- [Exercise goal] For the entries below, how many lines include the word "this"? Give the figure and nothing more.

- [The input]

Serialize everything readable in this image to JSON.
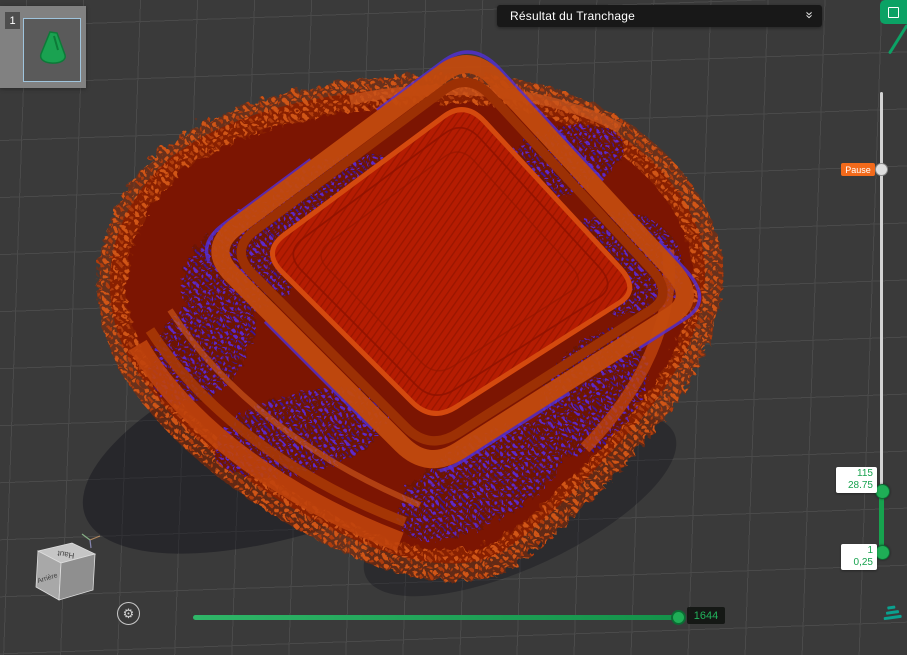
{
  "header": {
    "view_mode_dropdown": {
      "label": "Résultat du Tranchage"
    }
  },
  "object_list": {
    "extruder_number": "1"
  },
  "layer_slider": {
    "pause_label": "Pause",
    "upper_handle": {
      "layer": "115",
      "height": "28.75"
    },
    "lower_handle": {
      "layer": "1",
      "height": "0,25"
    }
  },
  "playback_slider": {
    "value": "1644"
  },
  "view_cube": {
    "top_label": "Haut",
    "back_label": "Arrière"
  },
  "icons": {
    "dropdown_chevron": "»",
    "gear": "⚙"
  },
  "colors": {
    "accent_green": "#17a24e",
    "pause_orange": "#f26a1b",
    "model_wall_orange": "#c2440c",
    "model_skin_red": "#b51c02",
    "infill_purple": "#5b2bd6",
    "canvas_background": "#3a3a3a",
    "grid_line": "#4a4a4a"
  }
}
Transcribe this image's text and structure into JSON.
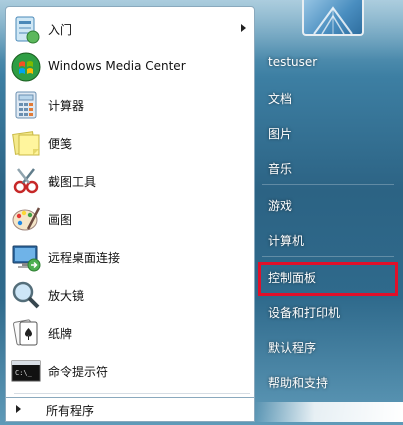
{
  "left_menu": {
    "items": [
      {
        "label": "入门",
        "icon": "getting-started-icon",
        "has_submenu": true
      },
      {
        "label": "Windows Media Center",
        "icon": "windows-media-center-icon"
      },
      {
        "label": "计算器",
        "icon": "calculator-icon"
      },
      {
        "label": "便笺",
        "icon": "sticky-notes-icon"
      },
      {
        "label": "截图工具",
        "icon": "snipping-tool-icon"
      },
      {
        "label": "画图",
        "icon": "paint-icon"
      },
      {
        "label": "远程桌面连接",
        "icon": "remote-desktop-icon"
      },
      {
        "label": "放大镜",
        "icon": "magnifier-icon"
      },
      {
        "label": "纸牌",
        "icon": "solitaire-icon"
      },
      {
        "label": "命令提示符",
        "icon": "command-prompt-icon"
      }
    ],
    "all_programs": "所有程序"
  },
  "right_menu": {
    "user": "testuser",
    "items": [
      "文档",
      "图片",
      "音乐",
      "游戏",
      "计算机",
      "控制面板",
      "设备和打印机",
      "默认程序",
      "帮助和支持"
    ],
    "highlighted": "控制面板",
    "highlight_color": "#e0102a"
  }
}
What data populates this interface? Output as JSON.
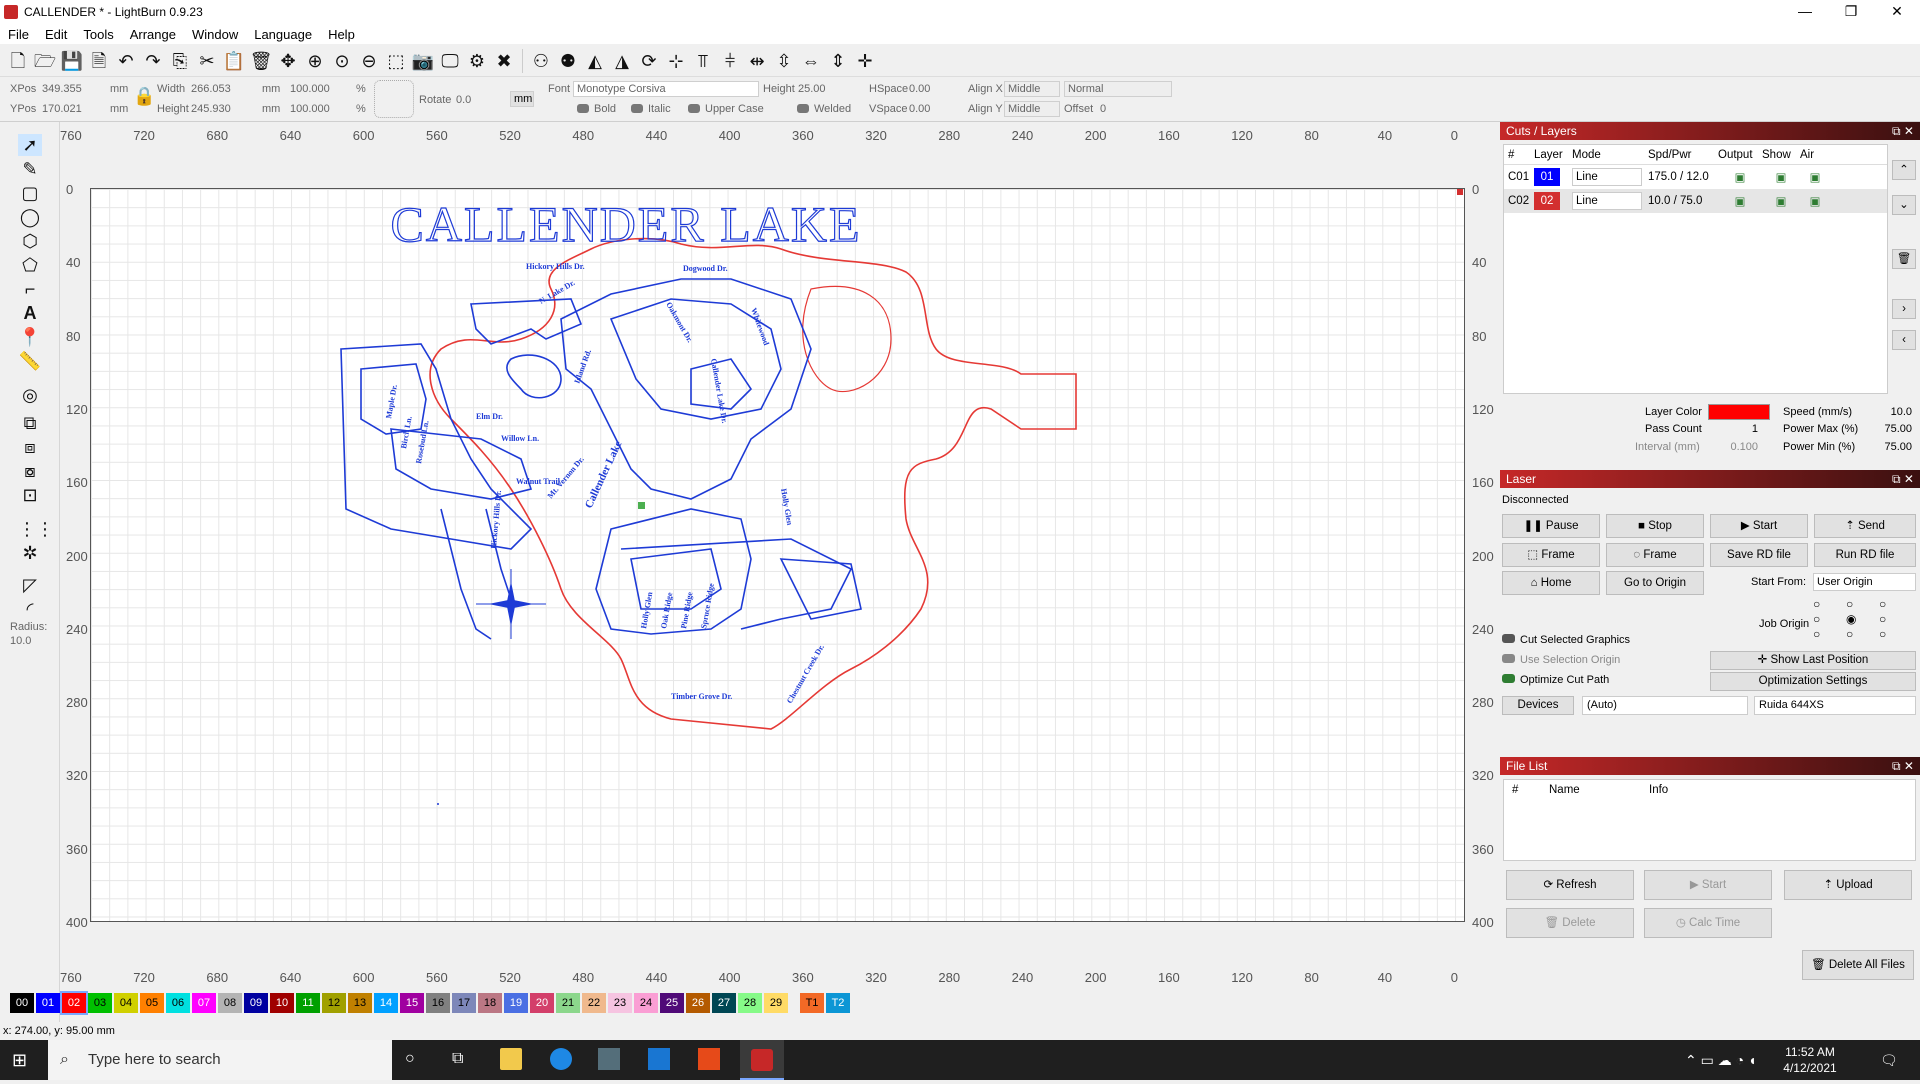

- [Solution to the exercise] 3